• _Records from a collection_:
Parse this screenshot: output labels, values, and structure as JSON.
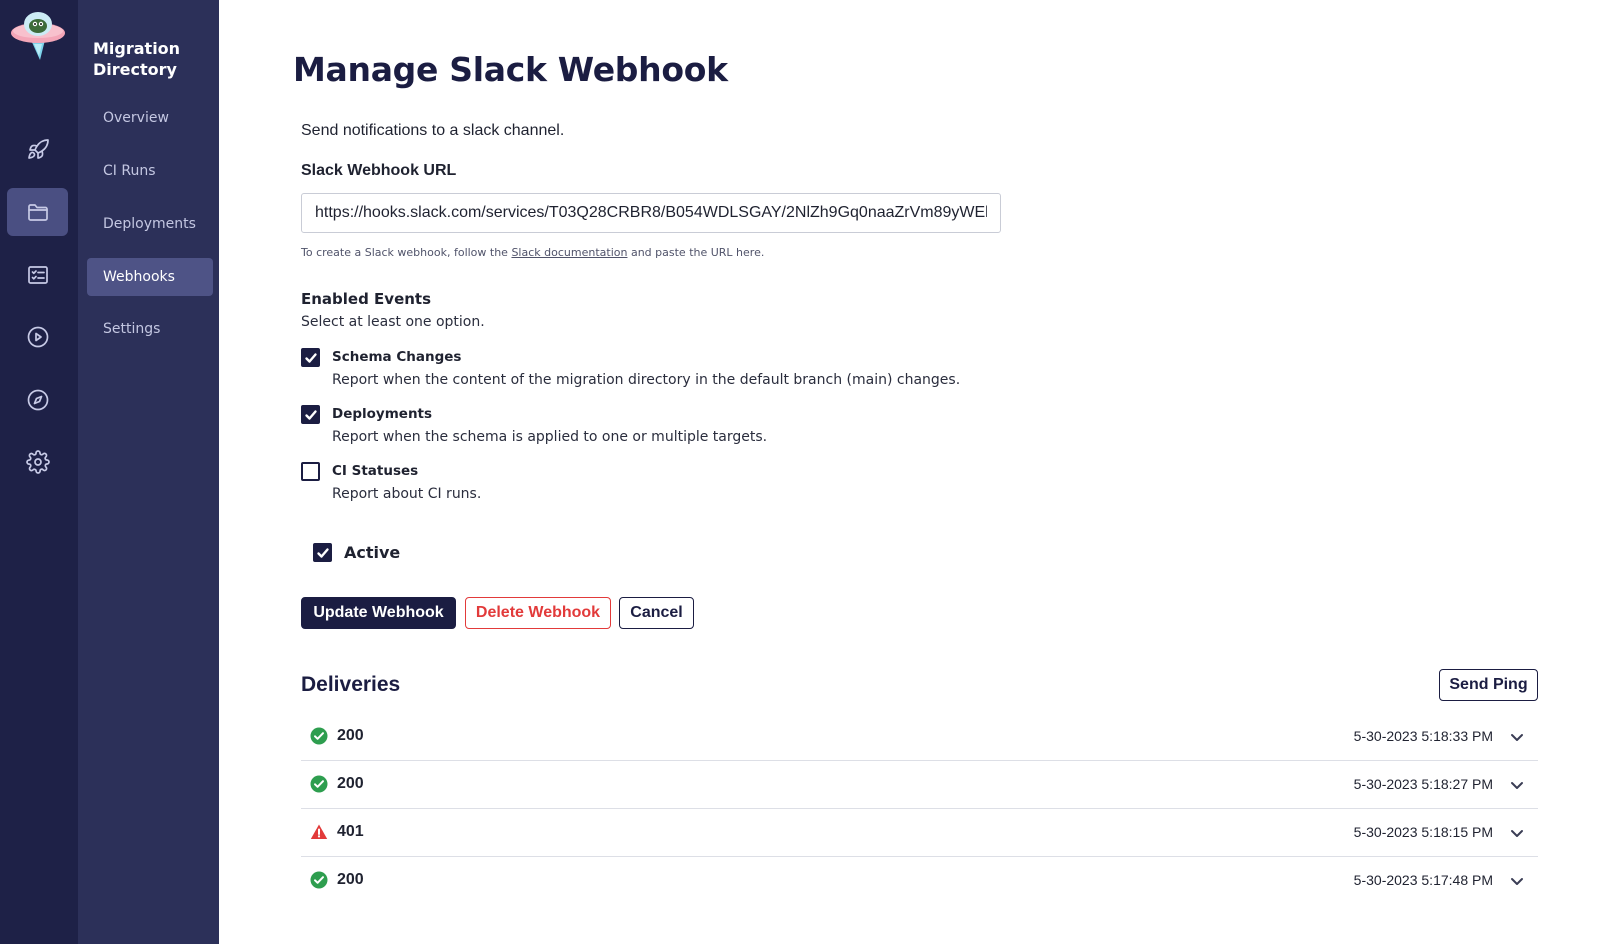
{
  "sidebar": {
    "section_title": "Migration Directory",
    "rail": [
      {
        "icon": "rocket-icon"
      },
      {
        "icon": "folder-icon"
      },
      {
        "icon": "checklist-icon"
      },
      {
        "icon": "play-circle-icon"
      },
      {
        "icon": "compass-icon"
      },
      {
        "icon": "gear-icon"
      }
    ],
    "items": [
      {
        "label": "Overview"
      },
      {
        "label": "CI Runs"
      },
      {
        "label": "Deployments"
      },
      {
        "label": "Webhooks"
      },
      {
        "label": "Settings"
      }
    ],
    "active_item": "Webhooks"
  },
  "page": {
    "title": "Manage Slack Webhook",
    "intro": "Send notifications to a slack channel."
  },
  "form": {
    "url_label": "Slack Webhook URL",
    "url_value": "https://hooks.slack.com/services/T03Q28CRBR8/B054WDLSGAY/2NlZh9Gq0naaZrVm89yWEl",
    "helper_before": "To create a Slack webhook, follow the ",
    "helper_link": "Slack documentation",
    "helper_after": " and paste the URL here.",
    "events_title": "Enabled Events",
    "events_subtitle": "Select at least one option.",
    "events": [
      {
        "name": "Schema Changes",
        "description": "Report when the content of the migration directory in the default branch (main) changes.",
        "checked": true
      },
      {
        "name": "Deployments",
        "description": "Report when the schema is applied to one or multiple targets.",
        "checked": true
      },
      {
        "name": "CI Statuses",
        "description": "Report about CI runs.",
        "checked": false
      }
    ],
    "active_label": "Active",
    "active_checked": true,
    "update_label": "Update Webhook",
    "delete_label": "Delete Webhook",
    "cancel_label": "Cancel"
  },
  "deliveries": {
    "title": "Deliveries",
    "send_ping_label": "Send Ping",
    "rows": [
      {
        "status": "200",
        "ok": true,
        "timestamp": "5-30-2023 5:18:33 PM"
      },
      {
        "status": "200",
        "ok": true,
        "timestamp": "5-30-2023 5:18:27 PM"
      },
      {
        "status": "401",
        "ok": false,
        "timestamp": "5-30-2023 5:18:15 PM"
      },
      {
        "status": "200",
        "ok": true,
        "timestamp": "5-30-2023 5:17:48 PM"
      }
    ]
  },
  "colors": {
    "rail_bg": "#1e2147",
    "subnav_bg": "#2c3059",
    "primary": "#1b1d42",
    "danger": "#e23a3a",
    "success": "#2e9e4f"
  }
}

• _Goal of the exercise_: Which lines contain "icon"? Copy each of them out.

• _Exercise response_:
        "icon": "rocket-icon"
        "icon": "folder-icon"
        "icon": "checklist-icon"
        "icon": "play-circle-icon"
        "icon": "compass-icon"
        "icon": "gear-icon"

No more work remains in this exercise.